# [Условие задачи]
Перечислите все названия стран и частей света, которые встречаются в отрывке ниже. Каждое название укажите по одному разу.

# [Предоставленный отрывок]
--------------------
В этом же разделе читатель найдет материалы о праздновании юбилея Лины Костенко в Донецкой области и в Севастополе. В свете актуальных событий это выглядит почти сюрреалистично. Однако шесть лет тому назад именно в этих двух пространствах, которые предстают в настоящее время одичалой пещерой украинофобии, проводились самые массовые культурные действа, посвященные украинскому поэту. На фоне руин, на фоне сожженных сел, на фоне застенков боевиков, на фоне уже миллионов изуродованных судеб я себя спрашиваю: где теперь те студентики, которые цитировали «Мій Дон Кіхоте, лицарю, чого ж бо ти / бредеш один по цій гіркій стезі...»? Где донецкие вокальные ансамбли «Te Deum» и «Мрія», где луганские театры, в которых звучало украинское слово? Вот и встретились «русский мир» и «украинский мир». И кровавые стигматы этой встречи — уже навеки.
Пламя Майдана выплавило в этом историческом тигле многих новых друзей Украины — и не только в Европе и Америке, но и в России. Из того пламени выскочил и не один черт — размножение врагов Украины тоже поразительно... Что ж, гибридная война порождает и гибридную совесть, и гибридное сознание. А наше дело — зафиксировать и отблески пламени, и конфигурацию копоти, — и то и другое является цветами истории.
Последний раздел называется «Мама Ліна і ми». Это наши с моей дочерью Ярославой Франческой тексты о Маме. Да, в этой книжке живет и наша семья. Среди первопечатных изданий — рисунок Лины Костенко, карандашом выхваченная из времени ее Мама. Тогда моя Мама была младше моей дочери сегодня — ей был 21 год. Задумчивый карандашик моей юной Мамы оставил нам Бабушку молодой... Нарисовала свою Маму, склоненную над школьными тетрадями. Еще мой дед не вернулся из ссылки... Еще не встретились мои родители...
--------------------
# [Исходные данные]
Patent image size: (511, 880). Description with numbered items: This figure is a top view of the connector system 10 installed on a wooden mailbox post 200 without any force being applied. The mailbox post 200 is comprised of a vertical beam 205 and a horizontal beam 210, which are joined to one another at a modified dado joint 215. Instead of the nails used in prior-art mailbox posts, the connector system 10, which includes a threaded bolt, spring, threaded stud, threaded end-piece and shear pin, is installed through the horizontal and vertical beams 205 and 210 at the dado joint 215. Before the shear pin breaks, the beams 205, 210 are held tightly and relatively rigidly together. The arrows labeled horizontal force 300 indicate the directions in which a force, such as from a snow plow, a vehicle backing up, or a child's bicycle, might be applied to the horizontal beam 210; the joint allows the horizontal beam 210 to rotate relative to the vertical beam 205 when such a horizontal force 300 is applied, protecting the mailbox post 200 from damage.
--------------------
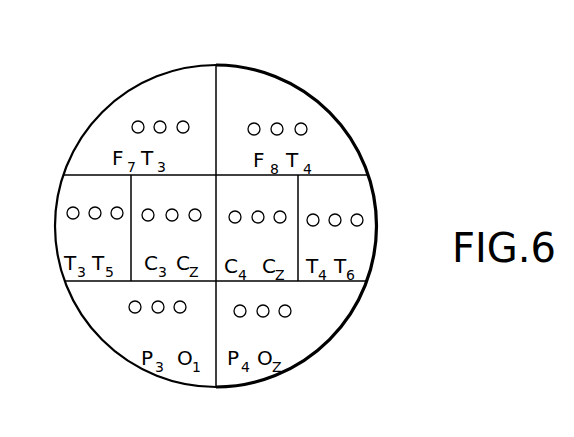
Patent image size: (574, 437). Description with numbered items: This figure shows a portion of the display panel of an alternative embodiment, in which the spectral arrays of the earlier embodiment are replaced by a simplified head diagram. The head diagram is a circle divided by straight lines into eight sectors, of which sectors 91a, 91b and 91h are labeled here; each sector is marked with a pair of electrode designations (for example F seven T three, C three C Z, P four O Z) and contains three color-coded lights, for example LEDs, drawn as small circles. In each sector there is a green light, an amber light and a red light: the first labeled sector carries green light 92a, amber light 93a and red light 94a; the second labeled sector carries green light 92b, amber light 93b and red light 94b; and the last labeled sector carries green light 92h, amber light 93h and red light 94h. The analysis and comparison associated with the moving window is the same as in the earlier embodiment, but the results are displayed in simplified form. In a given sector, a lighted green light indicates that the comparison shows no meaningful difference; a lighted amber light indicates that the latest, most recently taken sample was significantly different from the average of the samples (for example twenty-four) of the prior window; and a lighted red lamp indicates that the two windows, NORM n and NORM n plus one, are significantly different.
--------------------
# [Выполненное задание]
Украина, Европа, Америка, Россия.